§ **Work required**
Look through the data below and return each line where "Americans" appears.

--- Supplied material ---

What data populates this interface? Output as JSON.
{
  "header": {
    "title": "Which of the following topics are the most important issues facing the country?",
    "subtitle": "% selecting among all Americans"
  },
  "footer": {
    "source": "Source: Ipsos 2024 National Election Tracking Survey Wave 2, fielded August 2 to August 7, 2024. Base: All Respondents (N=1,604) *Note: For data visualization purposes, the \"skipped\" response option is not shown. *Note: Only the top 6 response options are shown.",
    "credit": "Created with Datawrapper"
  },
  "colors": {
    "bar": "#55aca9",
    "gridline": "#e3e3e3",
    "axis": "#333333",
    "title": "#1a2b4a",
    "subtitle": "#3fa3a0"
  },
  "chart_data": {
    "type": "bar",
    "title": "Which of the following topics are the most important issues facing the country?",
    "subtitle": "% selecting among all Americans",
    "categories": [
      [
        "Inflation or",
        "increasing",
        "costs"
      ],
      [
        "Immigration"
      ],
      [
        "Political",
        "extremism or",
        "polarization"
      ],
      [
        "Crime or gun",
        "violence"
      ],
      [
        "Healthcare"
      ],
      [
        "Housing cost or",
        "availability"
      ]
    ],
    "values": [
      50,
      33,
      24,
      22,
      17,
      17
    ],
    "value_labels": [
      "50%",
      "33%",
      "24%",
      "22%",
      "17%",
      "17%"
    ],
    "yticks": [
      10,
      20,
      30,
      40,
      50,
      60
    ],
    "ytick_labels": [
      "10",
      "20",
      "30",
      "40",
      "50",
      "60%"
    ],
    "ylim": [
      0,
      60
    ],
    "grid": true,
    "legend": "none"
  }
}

---
--- Supplied material ---

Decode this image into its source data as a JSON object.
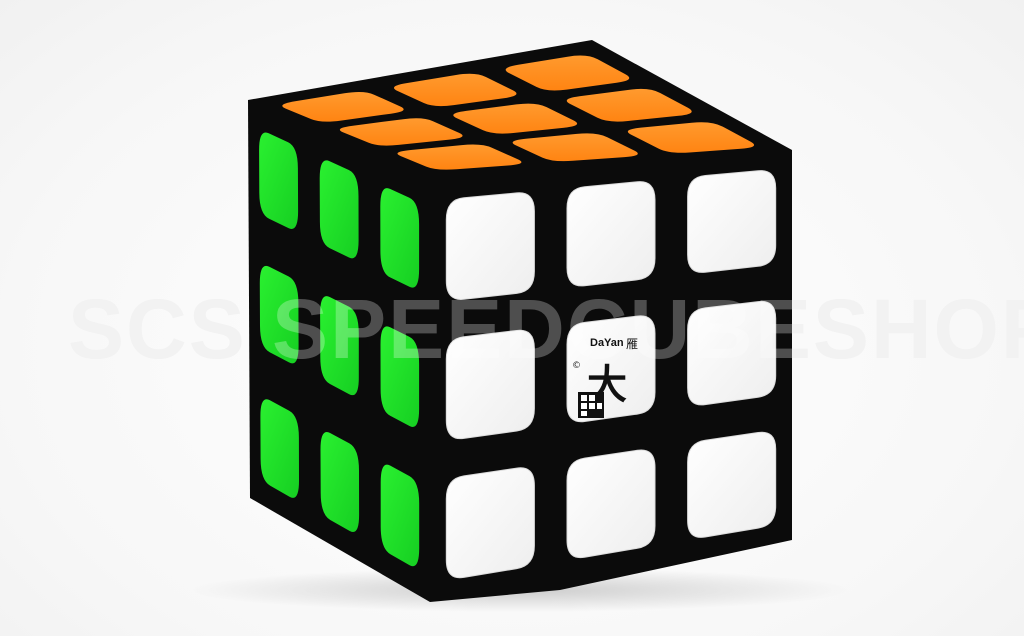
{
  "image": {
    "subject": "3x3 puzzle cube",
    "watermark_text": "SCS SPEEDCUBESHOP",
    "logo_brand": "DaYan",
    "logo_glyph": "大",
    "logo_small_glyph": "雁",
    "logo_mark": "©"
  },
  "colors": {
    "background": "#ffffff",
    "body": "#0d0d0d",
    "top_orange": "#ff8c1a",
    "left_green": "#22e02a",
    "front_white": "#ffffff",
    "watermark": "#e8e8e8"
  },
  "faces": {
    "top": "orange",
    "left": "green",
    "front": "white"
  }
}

---

§ **Answer to this task**
    "subtitle": "% selecting among all Americans"
    "subtitle": "% selecting among all Americans",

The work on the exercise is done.